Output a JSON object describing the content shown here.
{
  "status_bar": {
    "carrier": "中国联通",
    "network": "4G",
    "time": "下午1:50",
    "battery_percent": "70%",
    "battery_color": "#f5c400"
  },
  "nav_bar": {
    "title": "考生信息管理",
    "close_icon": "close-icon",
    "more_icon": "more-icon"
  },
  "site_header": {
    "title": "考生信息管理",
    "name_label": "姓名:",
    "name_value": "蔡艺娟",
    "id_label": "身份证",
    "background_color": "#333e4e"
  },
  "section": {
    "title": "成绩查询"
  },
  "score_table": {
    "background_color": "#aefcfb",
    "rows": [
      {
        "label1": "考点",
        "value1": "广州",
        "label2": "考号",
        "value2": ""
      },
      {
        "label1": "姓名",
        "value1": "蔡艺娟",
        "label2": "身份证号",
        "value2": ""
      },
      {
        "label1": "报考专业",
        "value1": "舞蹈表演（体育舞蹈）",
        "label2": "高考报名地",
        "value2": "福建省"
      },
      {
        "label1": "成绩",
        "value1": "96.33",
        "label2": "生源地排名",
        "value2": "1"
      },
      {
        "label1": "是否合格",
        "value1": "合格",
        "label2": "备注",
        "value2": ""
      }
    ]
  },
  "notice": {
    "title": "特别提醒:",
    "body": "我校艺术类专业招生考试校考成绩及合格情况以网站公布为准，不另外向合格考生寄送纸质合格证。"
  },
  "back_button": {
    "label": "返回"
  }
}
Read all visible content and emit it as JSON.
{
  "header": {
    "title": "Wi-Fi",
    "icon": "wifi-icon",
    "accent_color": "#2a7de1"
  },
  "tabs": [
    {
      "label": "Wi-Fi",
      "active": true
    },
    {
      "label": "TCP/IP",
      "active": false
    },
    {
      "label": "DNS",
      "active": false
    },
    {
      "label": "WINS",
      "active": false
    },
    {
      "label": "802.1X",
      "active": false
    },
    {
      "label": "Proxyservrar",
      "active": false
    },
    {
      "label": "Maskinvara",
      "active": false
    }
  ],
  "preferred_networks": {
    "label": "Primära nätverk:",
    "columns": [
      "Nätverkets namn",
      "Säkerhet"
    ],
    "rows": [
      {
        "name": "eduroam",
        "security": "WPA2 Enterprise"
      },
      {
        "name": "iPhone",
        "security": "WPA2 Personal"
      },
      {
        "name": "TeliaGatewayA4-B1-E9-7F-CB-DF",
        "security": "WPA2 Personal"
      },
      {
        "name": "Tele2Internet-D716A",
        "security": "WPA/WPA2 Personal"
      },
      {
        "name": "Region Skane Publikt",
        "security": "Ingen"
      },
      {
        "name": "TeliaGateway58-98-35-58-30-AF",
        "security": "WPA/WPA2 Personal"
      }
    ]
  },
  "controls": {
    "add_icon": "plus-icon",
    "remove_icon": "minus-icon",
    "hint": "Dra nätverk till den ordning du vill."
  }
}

Set problem: All of the entries above should be written out again exactly.

Finished task:
Output a JSON object describing the content shown here.
{
  "status_bar": {
    "carrier": "中国联通",
    "network": "4G",
    "time": "下午1:50",
    "battery_percent": "70%",
    "battery_color": "#f5c400"
  },
  "nav_bar": {
    "title": "考生信息管理",
    "close_icon": "close-icon",
    "more_icon": "more-icon"
  },
  "site_header": {
    "title": "考生信息管理",
    "name_label": "姓名:",
    "name_value": "蔡艺娟",
    "id_label": "身份证",
    "background_color": "#333e4e"
  },
  "section": {
    "title": "成绩查询"
  },
  "score_table": {
    "background_color": "#aefcfb",
    "rows": [
      {
        "label1": "考点",
        "value1": "广州",
        "label2": "考号",
        "value2": ""
      },
      {
        "label1": "姓名",
        "value1": "蔡艺娟",
        "label2": "身份证号",
        "value2": ""
      },
      {
        "label1": "报考专业",
        "value1": "舞蹈表演（体育舞蹈）",
        "label2": "高考报名地",
        "value2": "福建省"
      },
      {
        "label1": "成绩",
        "value1": "96.33",
        "label2": "生源地排名",
        "value2": "1"
      },
      {
        "label1": "是否合格",
        "value1": "合格",
        "label2": "备注",
        "value2": ""
      }
    ]
  },
  "notice": {
    "title": "特别提醒:",
    "body": "我校艺术类专业招生考试校考成绩及合格情况以网站公布为准，不另外向合格考生寄送纸质合格证。"
  },
  "back_button": {
    "label": "返回"
  }
}
Read all visible content and emit it as JSON.
{
  "header": {
    "title": "Wi-Fi",
    "icon": "wifi-icon",
    "accent_color": "#2a7de1"
  },
  "tabs": [
    {
      "label": "Wi-Fi",
      "active": true
    },
    {
      "label": "TCP/IP",
      "active": false
    },
    {
      "label": "DNS",
      "active": false
    },
    {
      "label": "WINS",
      "active": false
    },
    {
      "label": "802.1X",
      "active": false
    },
    {
      "label": "Proxyservrar",
      "active": false
    },
    {
      "label": "Maskinvara",
      "active": false
    }
  ],
  "preferred_networks": {
    "label": "Primära nätverk:",
    "columns": [
      "Nätverkets namn",
      "Säkerhet"
    ],
    "rows": [
      {
        "name": "eduroam",
        "security": "WPA2 Enterprise"
      },
      {
        "name": "iPhone",
        "security": "WPA2 Personal"
      },
      {
        "name": "TeliaGatewayA4-B1-E9-7F-CB-DF",
        "security": "WPA2 Personal"
      },
      {
        "name": "Tele2Internet-D716A",
        "security": "WPA/WPA2 Personal"
      },
      {
        "name": "Region Skane Publikt",
        "security": "Ingen"
      },
      {
        "name": "TeliaGateway58-98-35-58-30-AF",
        "security": "WPA/WPA2 Personal"
      }
    ]
  },
  "controls": {
    "add_icon": "plus-icon",
    "remove_icon": "minus-icon",
    "hint": "Dra nätverk till den ordning du vill."
  }
}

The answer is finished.